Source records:
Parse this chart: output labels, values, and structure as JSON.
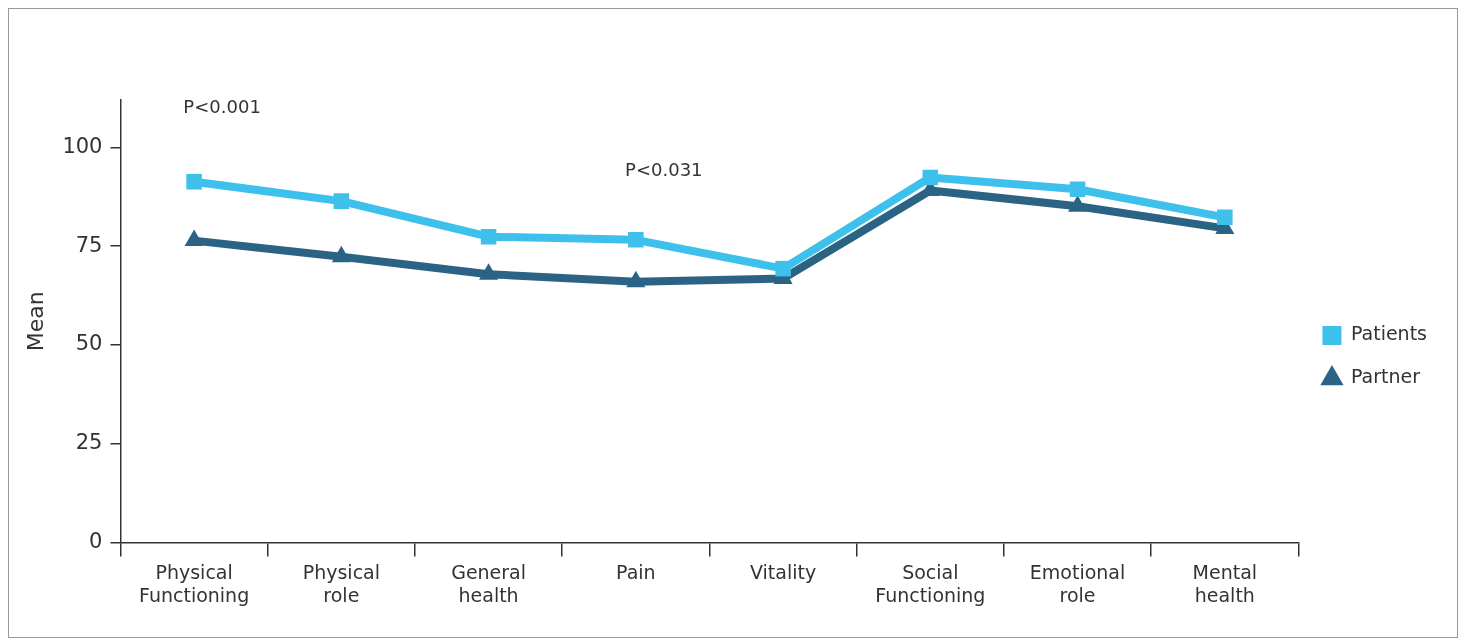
{
  "chart_data": {
    "type": "line",
    "ylabel": "Mean",
    "categories": [
      "Physical Functioning",
      "Physical role",
      "General health",
      "Pain",
      "Vitality",
      "Social Functioning",
      "Emotional role",
      "Mental health"
    ],
    "series": [
      {
        "name": "Patients",
        "color": "#3ec0ec",
        "marker": "square",
        "values": [
          91.3,
          86.4,
          77.4,
          76.6,
          69.3,
          92.4,
          89.4,
          82.3
        ]
      },
      {
        "name": "Partner",
        "color": "#2a6383",
        "marker": "triangle",
        "values": [
          76.4,
          72.3,
          67.9,
          66.0,
          66.8,
          89.1,
          85.1,
          79.5
        ]
      }
    ],
    "ylim": [
      0,
      112
    ],
    "yticks": [
      0,
      25,
      50,
      75,
      100
    ],
    "grid": false,
    "legend": "right",
    "line_style": "solid",
    "annotations": [
      "P<0.001",
      "P<0.031"
    ]
  }
}
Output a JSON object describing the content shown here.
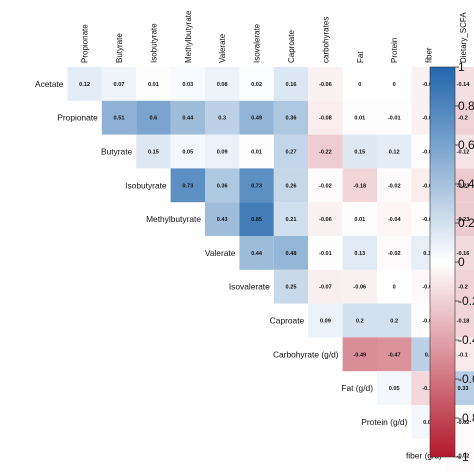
{
  "chart_data": {
    "type": "heatmap",
    "variables": [
      "Acetate",
      "Propionate",
      "Butyrate",
      "Isobutyrate",
      "Methylbutyrate",
      "Valerate",
      "Isovalerate",
      "Caproate",
      "carbohyrates",
      "Fat",
      "Protein",
      "fiber",
      "Dietary_SCFA"
    ],
    "row_labels": [
      "Acetate",
      "Propionate",
      "Butyrate",
      "Isobutyrate",
      "Methylbutyrate",
      "Valerate",
      "Isovalerate",
      "Caproate",
      "Carbohyrate (g/d)",
      "Fat (g/d)",
      "Protein (g/d)",
      "fiber (g/d)"
    ],
    "col_labels": [
      "Propionate",
      "Butyrate",
      "Isobutyrate",
      "Methylbutyrate",
      "Valerate",
      "Isovalerate",
      "Caproate",
      "carbohyrates",
      "Fat",
      "Protein",
      "fiber",
      "Dietary_SCFA"
    ],
    "values": [
      [
        "0.12",
        "0.07",
        "0.01",
        "0.03",
        "0.08",
        "0.02",
        "0.16",
        "-0.06",
        "0",
        "0",
        "-0.06",
        "-0.14"
      ],
      [
        null,
        "0.51",
        "0.6",
        "0.44",
        "0.3",
        "0.49",
        "0.36",
        "-0.08",
        "0.01",
        "-0.01",
        "-0.06",
        "-0.2"
      ],
      [
        null,
        null,
        "0.15",
        "0.05",
        "0.09",
        "0.01",
        "0.27",
        "-0.22",
        "0.15",
        "0.12",
        "-0.01",
        "-0.12"
      ],
      [
        null,
        null,
        null,
        "0.73",
        "0.36",
        "0.73",
        "0.26",
        "-0.02",
        "-0.18",
        "-0.02",
        "-0.08",
        "-0.23"
      ],
      [
        null,
        null,
        null,
        null,
        "0.43",
        "0.85",
        "0.21",
        "-0.06",
        "0.01",
        "-0.04",
        "-0.01",
        "-0.23"
      ],
      [
        null,
        null,
        null,
        null,
        null,
        "0.44",
        "0.48",
        "-0.01",
        "0.13",
        "-0.02",
        "0.11",
        "-0.16"
      ],
      [
        null,
        null,
        null,
        null,
        null,
        null,
        "0.25",
        "-0.07",
        "-0.06",
        "0",
        "-0.03",
        "-0.2"
      ],
      [
        null,
        null,
        null,
        null,
        null,
        null,
        null,
        "0.09",
        "0.2",
        "0.2",
        "-0.01",
        "-0.18"
      ],
      [
        null,
        null,
        null,
        null,
        null,
        null,
        null,
        null,
        "-0.49",
        "-0.47",
        "0.3",
        "-0.1"
      ],
      [
        null,
        null,
        null,
        null,
        null,
        null,
        null,
        null,
        null,
        "0.05",
        "-0.17",
        "0.33"
      ],
      [
        null,
        null,
        null,
        null,
        null,
        null,
        null,
        null,
        null,
        null,
        "0.05",
        "-0.02"
      ],
      [
        null,
        null,
        null,
        null,
        null,
        null,
        null,
        null,
        null,
        null,
        null,
        "-0.02"
      ]
    ],
    "color_scale": {
      "min": -1,
      "max": 1,
      "negative_color": "#b2182b",
      "neutral_color": "#ffffff",
      "positive_color": "#2166ac",
      "ticks": [
        "1",
        "0.8",
        "0.6",
        "0.4",
        "0.2",
        "0",
        "-0.2",
        "-0.4",
        "-0.6",
        "-0.8",
        "-1"
      ]
    },
    "colorbar_position": "right",
    "grid": false
  }
}
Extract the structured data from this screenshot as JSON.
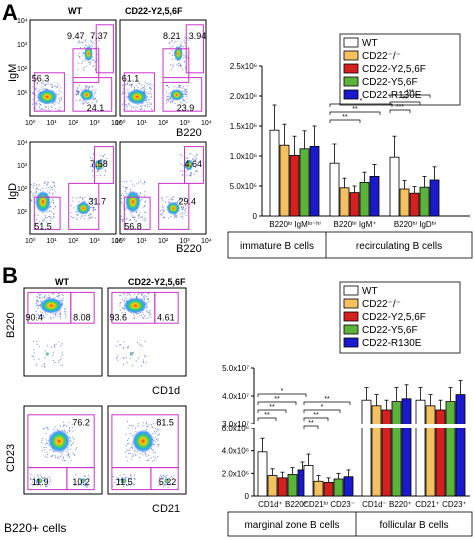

◆ WHAT IS EXPECTED:
Please reproduce the records above exactly, omitting every picture.

◆ ANSWER TO THE EXERCISE:
Parse this chart: output labels, values, and structure as JSON.
{
  "chart_data": {
    "type": "line",
    "ylabel": "Mean",
    "categories": [
      "Physical Functioning",
      "Physical role",
      "General health",
      "Pain",
      "Vitality",
      "Social Functioning",
      "Emotional role",
      "Mental health"
    ],
    "series": [
      {
        "name": "Patients",
        "color": "#3ec0ec",
        "marker": "square",
        "values": [
          91.3,
          86.4,
          77.4,
          76.6,
          69.3,
          92.4,
          89.4,
          82.3
        ]
      },
      {
        "name": "Partner",
        "color": "#2a6383",
        "marker": "triangle",
        "values": [
          76.4,
          72.3,
          67.9,
          66.0,
          66.8,
          89.1,
          85.1,
          79.5
        ]
      }
    ],
    "ylim": [
      0,
      112
    ],
    "yticks": [
      0,
      25,
      50,
      75,
      100
    ],
    "grid": false,
    "legend": "right",
    "line_style": "solid",
    "annotations": [
      "P<0.001",
      "P<0.031"
    ]
  }
}
Output a JSON object describing the content shown here.
{
  "chart_data": {
    "type": "heatmap",
    "variables": [
      "Acetate",
      "Propionate",
      "Butyrate",
      "Isobutyrate",
      "Methylbutyrate",
      "Valerate",
      "Isovalerate",
      "Caproate",
      "carbohyrates",
      "Fat",
      "Protein",
      "fiber",
      "Dietary_SCFA"
    ],
    "row_labels": [
      "Acetate",
      "Propionate",
      "Butyrate",
      "Isobutyrate",
      "Methylbutyrate",
      "Valerate",
      "Isovalerate",
      "Caproate",
      "Carbohyrate (g/d)",
      "Fat (g/d)",
      "Protein (g/d)",
      "fiber (g/d)"
    ],
    "col_labels": [
      "Propionate",
      "Butyrate",
      "Isobutyrate",
      "Methylbutyrate",
      "Valerate",
      "Isovalerate",
      "Caproate",
      "carbohyrates",
      "Fat",
      "Protein",
      "fiber",
      "Dietary_SCFA"
    ],
    "values": [
      [
        "0.12",
        "0.07",
        "0.01",
        "0.03",
        "0.08",
        "0.02",
        "0.16",
        "-0.06",
        "0",
        "0",
        "-0.06",
        "-0.14"
      ],
      [
        null,
        "0.51",
        "0.6",
        "0.44",
        "0.3",
        "0.49",
        "0.36",
        "-0.08",
        "0.01",
        "-0.01",
        "-0.06",
        "-0.2"
      ],
      [
        null,
        null,
        "0.15",
        "0.05",
        "0.09",
        "0.01",
        "0.27",
        "-0.22",
        "0.15",
        "0.12",
        "-0.01",
        "-0.12"
      ],
      [
        null,
        null,
        null,
        "0.73",
        "0.36",
        "0.73",
        "0.26",
        "-0.02",
        "-0.18",
        "-0.02",
        "-0.08",
        "-0.23"
      ],
      [
        null,
        null,
        null,
        null,
        "0.43",
        "0.85",
        "0.21",
        "-0.06",
        "0.01",
        "-0.04",
        "-0.01",
        "-0.23"
      ],
      [
        null,
        null,
        null,
        null,
        null,
        "0.44",
        "0.48",
        "-0.01",
        "0.13",
        "-0.02",
        "0.11",
        "-0.16"
      ],
      [
        null,
        null,
        null,
        null,
        null,
        null,
        "0.25",
        "-0.07",
        "-0.06",
        "0",
        "-0.03",
        "-0.2"
      ],
      [
        null,
        null,
        null,
        null,
        null,
        null,
        null,
        "0.09",
        "0.2",
        "0.2",
        "-0.01",
        "-0.18"
      ],
      [
        null,
        null,
        null,
        null,
        null,
        null,
        null,
        null,
        "-0.49",
        "-0.47",
        "0.3",
        "-0.1"
      ],
      [
        null,
        null,
        null,
        null,
        null,
        null,
        null,
        null,
        null,
        "0.05",
        "-0.17",
        "0.33"
      ],
      [
        null,
        null,
        null,
        null,
        null,
        null,
        null,
        null,
        null,
        null,
        "0.05",
        "-0.02"
      ],
      [
        null,
        null,
        null,
        null,
        null,
        null,
        null,
        null,
        null,
        null,
        null,
        "-0.02"
      ]
    ],
    "color_scale": {
      "min": -1,
      "max": 1,
      "negative_color": "#b2182b",
      "neutral_color": "#ffffff",
      "positive_color": "#2166ac",
      "ticks": [
        "1",
        "0.8",
        "0.6",
        "0.4",
        "0.2",
        "0",
        "-0.2",
        "-0.4",
        "-0.6",
        "-0.8",
        "-1"
      ]
    },
    "colorbar_position": "right",
    "grid": false
  }
}
Extract the structured data from this screenshot as JSON.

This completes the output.